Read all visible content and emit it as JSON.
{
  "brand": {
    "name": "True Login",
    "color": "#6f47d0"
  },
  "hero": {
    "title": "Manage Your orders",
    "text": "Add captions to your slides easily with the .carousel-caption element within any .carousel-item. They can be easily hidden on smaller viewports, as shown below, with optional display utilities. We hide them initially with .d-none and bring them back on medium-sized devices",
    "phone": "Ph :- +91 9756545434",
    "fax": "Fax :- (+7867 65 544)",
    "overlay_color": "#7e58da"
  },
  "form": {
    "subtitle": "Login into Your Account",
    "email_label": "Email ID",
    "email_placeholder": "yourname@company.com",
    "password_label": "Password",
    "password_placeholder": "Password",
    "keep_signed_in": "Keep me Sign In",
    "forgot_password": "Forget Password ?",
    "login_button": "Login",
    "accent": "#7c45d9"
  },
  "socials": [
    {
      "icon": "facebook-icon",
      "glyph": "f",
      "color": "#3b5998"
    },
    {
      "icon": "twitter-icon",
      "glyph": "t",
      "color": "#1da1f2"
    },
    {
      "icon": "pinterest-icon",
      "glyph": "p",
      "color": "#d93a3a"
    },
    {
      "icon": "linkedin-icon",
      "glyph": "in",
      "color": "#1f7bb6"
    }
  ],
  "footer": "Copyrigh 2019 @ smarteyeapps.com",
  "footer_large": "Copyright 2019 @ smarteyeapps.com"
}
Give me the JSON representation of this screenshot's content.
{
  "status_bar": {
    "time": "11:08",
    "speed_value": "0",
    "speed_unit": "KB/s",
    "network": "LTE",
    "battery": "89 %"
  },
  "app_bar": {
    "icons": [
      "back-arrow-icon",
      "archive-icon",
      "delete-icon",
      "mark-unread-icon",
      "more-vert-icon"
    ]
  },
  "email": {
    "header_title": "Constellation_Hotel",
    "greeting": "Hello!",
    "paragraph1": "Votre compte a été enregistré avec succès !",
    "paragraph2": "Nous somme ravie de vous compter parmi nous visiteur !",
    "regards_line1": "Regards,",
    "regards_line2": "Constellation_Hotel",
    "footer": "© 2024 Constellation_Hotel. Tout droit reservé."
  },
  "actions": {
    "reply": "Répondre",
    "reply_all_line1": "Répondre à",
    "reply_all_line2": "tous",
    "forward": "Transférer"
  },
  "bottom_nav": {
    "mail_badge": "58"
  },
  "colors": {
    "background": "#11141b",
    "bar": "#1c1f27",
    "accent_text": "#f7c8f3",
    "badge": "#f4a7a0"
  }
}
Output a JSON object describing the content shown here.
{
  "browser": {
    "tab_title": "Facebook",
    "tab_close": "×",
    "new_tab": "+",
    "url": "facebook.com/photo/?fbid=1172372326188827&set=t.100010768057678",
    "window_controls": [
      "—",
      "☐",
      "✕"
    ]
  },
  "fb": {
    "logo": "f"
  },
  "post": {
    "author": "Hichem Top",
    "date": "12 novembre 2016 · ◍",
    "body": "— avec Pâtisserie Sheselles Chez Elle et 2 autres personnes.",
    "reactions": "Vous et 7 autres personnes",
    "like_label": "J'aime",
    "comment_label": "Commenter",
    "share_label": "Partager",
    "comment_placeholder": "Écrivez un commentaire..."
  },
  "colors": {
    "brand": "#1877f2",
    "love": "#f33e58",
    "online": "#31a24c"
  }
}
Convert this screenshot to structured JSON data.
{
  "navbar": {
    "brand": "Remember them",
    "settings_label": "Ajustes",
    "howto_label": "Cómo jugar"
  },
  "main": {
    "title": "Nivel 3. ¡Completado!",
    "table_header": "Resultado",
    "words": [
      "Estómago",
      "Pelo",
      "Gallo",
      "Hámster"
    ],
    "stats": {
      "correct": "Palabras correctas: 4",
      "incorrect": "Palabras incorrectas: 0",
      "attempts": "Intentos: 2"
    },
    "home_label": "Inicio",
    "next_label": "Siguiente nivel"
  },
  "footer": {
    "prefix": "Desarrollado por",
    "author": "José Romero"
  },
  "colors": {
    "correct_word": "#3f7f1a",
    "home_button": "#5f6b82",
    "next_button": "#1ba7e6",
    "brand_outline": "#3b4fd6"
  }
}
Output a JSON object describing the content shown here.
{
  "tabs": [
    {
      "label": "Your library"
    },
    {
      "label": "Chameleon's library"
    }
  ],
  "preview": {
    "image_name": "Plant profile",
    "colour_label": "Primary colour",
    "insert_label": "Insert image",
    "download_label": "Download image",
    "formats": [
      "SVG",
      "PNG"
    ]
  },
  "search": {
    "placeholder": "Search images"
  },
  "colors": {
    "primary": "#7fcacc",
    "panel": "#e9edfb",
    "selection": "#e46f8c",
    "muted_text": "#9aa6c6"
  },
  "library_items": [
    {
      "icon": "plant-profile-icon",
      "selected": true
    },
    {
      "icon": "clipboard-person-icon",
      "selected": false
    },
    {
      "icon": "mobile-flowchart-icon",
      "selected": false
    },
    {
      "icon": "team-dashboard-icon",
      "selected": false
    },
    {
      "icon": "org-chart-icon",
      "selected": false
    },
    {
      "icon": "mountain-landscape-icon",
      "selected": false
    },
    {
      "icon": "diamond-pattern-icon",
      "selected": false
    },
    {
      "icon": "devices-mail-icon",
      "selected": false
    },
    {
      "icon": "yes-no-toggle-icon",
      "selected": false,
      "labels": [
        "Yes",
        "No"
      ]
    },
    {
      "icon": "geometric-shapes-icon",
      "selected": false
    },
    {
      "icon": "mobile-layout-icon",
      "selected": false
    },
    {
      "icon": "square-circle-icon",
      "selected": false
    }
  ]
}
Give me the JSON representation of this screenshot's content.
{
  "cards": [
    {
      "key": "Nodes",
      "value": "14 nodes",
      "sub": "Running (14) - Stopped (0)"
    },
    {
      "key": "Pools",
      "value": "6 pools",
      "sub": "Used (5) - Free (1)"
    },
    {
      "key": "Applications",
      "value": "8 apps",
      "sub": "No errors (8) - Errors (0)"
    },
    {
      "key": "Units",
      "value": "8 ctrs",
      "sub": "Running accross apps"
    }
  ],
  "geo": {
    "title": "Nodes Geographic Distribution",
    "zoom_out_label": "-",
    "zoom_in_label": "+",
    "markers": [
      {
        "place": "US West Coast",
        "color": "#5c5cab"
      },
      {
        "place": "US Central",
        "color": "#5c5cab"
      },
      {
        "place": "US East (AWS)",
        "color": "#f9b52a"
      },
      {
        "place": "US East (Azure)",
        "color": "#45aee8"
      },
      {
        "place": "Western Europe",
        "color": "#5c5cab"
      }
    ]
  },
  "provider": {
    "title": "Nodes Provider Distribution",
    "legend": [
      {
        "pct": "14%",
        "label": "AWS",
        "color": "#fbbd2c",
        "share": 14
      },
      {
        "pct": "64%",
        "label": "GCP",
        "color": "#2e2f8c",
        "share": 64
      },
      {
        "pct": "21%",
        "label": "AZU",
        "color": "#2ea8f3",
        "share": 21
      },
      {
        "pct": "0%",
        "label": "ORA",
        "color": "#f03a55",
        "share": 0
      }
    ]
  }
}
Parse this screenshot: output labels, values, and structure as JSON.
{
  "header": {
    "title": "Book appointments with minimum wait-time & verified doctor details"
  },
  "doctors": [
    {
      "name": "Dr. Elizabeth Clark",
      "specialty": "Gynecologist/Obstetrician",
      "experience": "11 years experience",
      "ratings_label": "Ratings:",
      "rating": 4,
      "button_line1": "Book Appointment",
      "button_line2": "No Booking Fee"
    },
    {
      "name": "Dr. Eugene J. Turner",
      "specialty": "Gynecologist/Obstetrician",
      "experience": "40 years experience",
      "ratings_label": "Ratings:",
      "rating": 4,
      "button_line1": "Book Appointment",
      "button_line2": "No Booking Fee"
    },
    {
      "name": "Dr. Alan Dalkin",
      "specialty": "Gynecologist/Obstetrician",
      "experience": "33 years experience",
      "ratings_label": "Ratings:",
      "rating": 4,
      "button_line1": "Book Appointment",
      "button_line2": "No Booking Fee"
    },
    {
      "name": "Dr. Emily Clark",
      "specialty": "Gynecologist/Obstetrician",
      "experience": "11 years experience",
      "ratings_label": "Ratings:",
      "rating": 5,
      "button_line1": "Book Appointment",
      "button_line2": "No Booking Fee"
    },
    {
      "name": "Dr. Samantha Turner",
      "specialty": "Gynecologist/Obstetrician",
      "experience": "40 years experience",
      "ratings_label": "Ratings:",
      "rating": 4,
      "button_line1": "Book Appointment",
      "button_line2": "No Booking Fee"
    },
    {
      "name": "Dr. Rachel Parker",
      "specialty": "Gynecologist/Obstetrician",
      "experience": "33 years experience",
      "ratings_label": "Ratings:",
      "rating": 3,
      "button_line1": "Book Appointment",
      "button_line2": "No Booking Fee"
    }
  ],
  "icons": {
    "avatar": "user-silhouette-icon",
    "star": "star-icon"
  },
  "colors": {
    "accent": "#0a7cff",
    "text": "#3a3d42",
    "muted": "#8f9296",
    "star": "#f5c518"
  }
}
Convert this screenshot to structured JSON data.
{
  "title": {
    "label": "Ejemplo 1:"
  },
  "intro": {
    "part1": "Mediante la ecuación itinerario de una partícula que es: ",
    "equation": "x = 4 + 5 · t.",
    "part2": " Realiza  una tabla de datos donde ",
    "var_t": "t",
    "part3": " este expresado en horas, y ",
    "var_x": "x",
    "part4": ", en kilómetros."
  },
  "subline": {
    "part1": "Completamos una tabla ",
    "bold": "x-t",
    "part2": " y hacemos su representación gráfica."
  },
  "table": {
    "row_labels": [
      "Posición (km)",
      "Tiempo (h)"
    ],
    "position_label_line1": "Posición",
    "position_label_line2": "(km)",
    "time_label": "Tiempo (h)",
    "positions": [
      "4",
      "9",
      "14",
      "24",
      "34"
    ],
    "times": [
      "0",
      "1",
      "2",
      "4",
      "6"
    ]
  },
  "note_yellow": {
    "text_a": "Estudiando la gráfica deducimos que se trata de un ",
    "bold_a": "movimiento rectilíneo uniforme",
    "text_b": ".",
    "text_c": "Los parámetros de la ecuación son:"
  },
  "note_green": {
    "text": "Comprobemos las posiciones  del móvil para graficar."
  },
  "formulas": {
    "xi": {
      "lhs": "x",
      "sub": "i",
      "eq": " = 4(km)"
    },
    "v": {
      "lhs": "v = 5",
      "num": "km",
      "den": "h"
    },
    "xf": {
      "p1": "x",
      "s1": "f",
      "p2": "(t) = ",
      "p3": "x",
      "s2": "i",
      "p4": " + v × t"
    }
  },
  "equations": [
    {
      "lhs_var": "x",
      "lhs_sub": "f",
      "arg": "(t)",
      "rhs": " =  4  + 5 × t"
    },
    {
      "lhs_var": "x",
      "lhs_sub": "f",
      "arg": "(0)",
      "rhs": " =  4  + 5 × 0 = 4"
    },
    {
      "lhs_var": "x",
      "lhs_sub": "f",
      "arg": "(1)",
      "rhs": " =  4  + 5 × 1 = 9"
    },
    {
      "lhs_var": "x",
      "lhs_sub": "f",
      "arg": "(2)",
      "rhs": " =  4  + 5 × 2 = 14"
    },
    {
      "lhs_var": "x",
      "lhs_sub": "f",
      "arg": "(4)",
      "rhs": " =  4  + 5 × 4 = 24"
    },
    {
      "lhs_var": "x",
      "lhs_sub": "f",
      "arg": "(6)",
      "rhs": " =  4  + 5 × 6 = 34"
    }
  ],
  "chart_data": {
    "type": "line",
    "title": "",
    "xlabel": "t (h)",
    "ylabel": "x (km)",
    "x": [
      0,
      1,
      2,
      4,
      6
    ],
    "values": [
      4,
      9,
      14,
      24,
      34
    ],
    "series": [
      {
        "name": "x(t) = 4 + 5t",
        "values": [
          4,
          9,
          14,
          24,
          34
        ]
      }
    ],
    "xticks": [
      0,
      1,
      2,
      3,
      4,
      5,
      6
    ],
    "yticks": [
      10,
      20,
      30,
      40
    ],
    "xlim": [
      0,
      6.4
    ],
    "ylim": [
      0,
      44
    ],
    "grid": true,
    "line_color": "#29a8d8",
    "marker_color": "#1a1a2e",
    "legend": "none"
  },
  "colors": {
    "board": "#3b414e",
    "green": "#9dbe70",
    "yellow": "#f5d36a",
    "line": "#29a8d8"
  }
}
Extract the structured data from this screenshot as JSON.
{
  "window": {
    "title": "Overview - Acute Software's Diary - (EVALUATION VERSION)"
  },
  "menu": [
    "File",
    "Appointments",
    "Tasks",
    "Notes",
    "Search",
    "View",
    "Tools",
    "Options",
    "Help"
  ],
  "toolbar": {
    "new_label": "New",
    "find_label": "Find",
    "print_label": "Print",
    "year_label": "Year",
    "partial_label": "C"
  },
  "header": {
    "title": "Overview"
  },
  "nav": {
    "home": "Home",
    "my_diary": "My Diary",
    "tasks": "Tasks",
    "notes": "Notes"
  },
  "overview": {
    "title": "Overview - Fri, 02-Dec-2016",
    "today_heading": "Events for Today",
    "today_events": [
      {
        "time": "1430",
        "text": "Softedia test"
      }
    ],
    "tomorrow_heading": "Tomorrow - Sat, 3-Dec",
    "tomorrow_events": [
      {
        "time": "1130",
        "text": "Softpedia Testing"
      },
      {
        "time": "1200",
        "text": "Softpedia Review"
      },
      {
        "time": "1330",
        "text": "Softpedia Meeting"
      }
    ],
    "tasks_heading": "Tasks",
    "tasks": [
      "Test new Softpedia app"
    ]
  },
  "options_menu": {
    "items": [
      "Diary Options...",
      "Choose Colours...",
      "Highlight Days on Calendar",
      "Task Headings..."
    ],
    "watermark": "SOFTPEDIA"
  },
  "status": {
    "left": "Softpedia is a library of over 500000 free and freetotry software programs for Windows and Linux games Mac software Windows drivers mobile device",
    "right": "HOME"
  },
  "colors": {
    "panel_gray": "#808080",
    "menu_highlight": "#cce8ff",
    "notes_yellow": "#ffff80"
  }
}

--------------------------------------------------

Your instructions:
Read the data above and pull out each line that holds the string "East".

Worked solution:
        "place": "US East (AWS)",
        "place": "US East (Azure)",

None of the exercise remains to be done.